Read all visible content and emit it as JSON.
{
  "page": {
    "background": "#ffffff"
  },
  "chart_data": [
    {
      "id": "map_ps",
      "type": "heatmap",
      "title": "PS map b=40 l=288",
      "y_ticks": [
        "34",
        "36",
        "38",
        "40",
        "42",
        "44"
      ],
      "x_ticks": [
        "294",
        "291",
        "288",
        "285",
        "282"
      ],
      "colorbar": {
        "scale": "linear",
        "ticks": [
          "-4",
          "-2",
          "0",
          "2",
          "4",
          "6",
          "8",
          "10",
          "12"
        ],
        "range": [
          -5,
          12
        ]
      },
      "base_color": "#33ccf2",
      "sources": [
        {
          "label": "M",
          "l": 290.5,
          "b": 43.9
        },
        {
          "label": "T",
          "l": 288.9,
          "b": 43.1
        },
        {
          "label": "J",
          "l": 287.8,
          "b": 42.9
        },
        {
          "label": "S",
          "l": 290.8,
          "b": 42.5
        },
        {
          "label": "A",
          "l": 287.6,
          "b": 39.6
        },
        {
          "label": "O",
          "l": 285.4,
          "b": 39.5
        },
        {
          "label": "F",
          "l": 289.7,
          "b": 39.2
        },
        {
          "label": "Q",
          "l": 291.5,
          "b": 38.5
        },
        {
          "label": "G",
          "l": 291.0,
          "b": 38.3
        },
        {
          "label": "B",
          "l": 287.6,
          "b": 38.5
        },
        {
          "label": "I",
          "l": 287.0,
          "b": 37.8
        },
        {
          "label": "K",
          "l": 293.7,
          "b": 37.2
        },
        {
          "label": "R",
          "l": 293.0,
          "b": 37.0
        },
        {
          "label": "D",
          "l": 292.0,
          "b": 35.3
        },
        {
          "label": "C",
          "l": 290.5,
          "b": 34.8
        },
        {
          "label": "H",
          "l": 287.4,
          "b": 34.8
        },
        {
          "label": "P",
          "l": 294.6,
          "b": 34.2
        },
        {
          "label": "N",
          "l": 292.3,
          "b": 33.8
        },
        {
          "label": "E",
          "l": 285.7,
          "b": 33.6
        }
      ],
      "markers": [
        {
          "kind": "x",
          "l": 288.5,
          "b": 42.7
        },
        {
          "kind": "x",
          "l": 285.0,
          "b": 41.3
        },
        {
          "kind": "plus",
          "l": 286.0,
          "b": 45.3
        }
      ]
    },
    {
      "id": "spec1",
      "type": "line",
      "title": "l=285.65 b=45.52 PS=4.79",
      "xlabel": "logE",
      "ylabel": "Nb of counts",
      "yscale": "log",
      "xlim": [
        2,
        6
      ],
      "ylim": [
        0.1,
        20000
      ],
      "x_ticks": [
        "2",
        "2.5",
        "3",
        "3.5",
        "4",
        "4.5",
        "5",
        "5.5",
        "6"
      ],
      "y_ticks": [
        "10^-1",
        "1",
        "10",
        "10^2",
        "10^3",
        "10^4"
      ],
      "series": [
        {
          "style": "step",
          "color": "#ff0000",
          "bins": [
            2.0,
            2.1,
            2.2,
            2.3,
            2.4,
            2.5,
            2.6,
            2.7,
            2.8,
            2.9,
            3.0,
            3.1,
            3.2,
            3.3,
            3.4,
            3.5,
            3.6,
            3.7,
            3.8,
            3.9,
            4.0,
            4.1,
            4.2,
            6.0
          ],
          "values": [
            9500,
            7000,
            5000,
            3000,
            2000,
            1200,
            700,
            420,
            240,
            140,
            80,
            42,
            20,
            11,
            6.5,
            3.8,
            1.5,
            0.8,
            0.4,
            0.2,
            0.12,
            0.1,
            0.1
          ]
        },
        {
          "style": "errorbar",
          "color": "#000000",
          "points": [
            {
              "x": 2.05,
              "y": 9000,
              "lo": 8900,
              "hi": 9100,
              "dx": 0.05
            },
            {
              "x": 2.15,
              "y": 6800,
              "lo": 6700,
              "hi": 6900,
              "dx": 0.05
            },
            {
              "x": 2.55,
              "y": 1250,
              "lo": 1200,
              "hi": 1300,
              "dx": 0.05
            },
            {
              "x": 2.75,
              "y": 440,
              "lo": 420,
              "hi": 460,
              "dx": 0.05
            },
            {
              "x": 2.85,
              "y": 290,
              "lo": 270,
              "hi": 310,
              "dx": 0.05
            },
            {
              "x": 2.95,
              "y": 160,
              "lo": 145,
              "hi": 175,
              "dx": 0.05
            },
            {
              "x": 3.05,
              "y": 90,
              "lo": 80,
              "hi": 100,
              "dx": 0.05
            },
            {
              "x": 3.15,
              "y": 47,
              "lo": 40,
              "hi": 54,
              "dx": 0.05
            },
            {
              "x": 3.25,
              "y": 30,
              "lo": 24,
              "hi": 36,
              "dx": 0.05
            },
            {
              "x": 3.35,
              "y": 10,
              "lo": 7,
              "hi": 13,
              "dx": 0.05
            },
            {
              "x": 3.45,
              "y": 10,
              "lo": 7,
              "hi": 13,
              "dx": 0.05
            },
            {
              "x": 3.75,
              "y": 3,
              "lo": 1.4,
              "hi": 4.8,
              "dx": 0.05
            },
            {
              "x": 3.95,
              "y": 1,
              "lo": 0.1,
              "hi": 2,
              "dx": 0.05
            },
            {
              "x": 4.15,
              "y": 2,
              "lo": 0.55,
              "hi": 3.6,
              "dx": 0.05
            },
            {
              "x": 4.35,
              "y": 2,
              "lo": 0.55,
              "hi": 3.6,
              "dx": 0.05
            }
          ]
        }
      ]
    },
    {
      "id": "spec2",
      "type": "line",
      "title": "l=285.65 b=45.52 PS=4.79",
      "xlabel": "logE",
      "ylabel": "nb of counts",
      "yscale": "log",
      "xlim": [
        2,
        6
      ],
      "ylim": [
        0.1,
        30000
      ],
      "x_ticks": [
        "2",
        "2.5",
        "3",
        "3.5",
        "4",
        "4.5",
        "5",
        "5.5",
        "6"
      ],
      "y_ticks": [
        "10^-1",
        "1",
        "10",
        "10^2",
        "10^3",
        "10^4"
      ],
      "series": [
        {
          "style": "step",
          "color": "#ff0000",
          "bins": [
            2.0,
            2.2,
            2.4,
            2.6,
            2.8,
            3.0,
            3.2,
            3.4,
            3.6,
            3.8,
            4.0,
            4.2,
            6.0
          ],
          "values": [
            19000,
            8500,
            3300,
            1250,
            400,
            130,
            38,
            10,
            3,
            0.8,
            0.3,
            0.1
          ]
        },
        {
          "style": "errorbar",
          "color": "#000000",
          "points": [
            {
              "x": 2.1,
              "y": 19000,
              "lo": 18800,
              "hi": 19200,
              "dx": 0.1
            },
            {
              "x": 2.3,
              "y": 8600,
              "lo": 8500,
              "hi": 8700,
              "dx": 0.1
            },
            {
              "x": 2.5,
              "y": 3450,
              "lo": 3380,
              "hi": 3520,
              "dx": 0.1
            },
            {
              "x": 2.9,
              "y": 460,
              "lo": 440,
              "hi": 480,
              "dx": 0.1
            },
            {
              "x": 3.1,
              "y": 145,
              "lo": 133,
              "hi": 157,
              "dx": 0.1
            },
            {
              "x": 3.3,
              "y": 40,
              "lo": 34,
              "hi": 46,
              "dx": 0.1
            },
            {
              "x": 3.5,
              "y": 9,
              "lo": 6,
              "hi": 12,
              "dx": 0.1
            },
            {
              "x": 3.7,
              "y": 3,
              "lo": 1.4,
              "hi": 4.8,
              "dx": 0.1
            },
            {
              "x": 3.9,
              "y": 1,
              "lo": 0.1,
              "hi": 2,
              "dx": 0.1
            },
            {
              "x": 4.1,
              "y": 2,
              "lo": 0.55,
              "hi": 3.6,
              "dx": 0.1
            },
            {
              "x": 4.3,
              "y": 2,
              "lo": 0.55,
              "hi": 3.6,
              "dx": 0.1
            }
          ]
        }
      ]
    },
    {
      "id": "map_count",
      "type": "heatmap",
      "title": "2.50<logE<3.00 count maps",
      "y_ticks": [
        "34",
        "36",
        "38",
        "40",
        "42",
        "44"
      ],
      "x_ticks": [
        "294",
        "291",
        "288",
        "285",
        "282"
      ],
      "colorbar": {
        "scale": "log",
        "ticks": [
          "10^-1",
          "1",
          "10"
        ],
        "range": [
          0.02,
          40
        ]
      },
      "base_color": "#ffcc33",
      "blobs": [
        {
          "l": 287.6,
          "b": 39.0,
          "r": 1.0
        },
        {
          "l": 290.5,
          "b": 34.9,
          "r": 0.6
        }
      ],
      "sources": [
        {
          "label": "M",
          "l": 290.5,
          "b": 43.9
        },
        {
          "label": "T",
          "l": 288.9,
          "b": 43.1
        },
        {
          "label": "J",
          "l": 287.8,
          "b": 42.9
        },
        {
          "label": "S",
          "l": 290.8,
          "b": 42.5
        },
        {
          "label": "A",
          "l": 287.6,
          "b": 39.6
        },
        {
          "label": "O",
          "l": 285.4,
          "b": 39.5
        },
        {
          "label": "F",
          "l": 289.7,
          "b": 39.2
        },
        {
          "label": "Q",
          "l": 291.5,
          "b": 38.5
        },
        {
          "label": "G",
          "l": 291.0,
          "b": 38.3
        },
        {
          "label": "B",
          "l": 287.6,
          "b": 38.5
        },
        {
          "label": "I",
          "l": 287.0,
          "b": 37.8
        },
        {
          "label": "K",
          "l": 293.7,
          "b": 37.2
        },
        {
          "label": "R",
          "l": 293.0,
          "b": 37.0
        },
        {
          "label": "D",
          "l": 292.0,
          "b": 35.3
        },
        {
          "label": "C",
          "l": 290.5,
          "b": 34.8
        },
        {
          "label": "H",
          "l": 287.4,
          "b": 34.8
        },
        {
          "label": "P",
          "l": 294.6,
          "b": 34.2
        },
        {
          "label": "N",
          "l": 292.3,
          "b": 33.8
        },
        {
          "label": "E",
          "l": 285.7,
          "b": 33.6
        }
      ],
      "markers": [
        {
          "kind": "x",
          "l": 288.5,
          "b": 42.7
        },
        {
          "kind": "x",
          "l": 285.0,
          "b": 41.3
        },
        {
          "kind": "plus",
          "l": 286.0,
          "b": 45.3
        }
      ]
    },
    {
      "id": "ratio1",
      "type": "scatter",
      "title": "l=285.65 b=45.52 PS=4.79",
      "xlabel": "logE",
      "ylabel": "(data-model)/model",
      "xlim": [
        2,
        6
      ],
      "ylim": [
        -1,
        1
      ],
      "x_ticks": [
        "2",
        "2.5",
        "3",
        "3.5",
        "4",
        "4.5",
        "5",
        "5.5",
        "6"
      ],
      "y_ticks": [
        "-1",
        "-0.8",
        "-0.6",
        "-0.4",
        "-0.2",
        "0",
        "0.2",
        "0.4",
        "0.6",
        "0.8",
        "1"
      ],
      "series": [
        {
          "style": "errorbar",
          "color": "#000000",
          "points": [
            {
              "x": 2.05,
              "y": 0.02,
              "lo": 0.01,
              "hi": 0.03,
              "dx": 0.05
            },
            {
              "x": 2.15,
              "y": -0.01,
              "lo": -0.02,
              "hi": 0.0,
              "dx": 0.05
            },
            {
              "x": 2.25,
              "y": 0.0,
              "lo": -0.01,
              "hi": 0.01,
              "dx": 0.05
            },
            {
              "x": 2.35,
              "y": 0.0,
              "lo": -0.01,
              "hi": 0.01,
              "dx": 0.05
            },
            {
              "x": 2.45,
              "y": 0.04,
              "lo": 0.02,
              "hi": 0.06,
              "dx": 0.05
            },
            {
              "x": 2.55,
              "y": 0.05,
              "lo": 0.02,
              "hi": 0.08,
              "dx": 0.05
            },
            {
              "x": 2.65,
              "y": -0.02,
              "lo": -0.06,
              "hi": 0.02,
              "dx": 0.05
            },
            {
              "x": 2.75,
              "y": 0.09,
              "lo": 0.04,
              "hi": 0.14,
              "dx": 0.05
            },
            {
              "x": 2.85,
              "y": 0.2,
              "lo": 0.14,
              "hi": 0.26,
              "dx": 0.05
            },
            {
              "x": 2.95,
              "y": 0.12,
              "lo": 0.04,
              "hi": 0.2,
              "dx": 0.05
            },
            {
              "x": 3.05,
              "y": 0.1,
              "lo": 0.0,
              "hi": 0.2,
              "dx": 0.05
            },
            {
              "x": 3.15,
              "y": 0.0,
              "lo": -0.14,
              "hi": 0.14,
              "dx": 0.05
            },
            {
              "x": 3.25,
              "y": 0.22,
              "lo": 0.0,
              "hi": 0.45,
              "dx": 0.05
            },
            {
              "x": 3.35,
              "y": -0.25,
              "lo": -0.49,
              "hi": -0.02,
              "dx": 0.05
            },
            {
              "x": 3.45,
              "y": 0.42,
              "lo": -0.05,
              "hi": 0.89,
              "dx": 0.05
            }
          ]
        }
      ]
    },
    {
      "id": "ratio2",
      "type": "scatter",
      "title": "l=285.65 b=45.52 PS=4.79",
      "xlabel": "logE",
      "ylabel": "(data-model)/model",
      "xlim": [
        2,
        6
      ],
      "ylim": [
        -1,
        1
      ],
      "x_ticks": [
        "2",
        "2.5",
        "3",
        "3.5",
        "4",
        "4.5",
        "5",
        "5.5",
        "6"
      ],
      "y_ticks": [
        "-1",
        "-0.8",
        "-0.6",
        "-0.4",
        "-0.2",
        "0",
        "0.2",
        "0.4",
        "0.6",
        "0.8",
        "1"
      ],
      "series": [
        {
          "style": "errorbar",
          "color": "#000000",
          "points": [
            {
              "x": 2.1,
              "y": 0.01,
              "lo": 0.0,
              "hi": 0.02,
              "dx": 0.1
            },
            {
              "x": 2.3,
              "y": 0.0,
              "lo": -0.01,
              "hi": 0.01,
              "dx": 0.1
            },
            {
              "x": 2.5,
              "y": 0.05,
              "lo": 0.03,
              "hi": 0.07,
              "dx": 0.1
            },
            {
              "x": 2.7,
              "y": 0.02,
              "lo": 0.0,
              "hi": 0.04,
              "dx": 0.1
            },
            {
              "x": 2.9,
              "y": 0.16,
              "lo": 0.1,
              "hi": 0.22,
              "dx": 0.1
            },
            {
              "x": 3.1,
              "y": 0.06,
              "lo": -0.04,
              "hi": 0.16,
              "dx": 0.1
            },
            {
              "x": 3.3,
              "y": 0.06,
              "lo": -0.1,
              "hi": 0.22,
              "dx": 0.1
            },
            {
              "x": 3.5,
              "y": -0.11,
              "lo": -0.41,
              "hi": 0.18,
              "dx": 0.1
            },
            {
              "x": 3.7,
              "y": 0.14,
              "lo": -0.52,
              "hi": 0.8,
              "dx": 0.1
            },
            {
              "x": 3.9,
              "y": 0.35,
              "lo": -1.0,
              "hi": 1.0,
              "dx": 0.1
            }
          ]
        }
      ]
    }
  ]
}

---

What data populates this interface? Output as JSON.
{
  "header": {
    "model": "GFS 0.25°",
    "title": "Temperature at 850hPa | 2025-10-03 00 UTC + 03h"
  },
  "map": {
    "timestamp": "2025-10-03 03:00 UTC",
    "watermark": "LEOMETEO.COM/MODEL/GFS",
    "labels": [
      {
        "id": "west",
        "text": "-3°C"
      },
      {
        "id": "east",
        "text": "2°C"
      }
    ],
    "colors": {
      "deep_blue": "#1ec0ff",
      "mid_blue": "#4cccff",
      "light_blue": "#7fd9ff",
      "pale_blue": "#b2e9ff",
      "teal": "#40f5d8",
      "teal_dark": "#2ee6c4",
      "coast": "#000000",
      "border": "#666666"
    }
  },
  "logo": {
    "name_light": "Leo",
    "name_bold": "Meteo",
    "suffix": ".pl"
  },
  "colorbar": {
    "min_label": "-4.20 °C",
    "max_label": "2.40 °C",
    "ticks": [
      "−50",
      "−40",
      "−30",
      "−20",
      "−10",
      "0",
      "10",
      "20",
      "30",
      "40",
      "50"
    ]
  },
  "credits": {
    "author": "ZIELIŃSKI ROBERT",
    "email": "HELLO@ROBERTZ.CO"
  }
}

WORK TO COMPLETE: Copy all lines from the listing that contain "ylabel".

EXERCISE ANSWER:
      "ylabel": "Nb of counts",
      "ylabel": "nb of counts",
      "ylabel": "(data-model)/model",
      "ylabel": "(data-model)/model",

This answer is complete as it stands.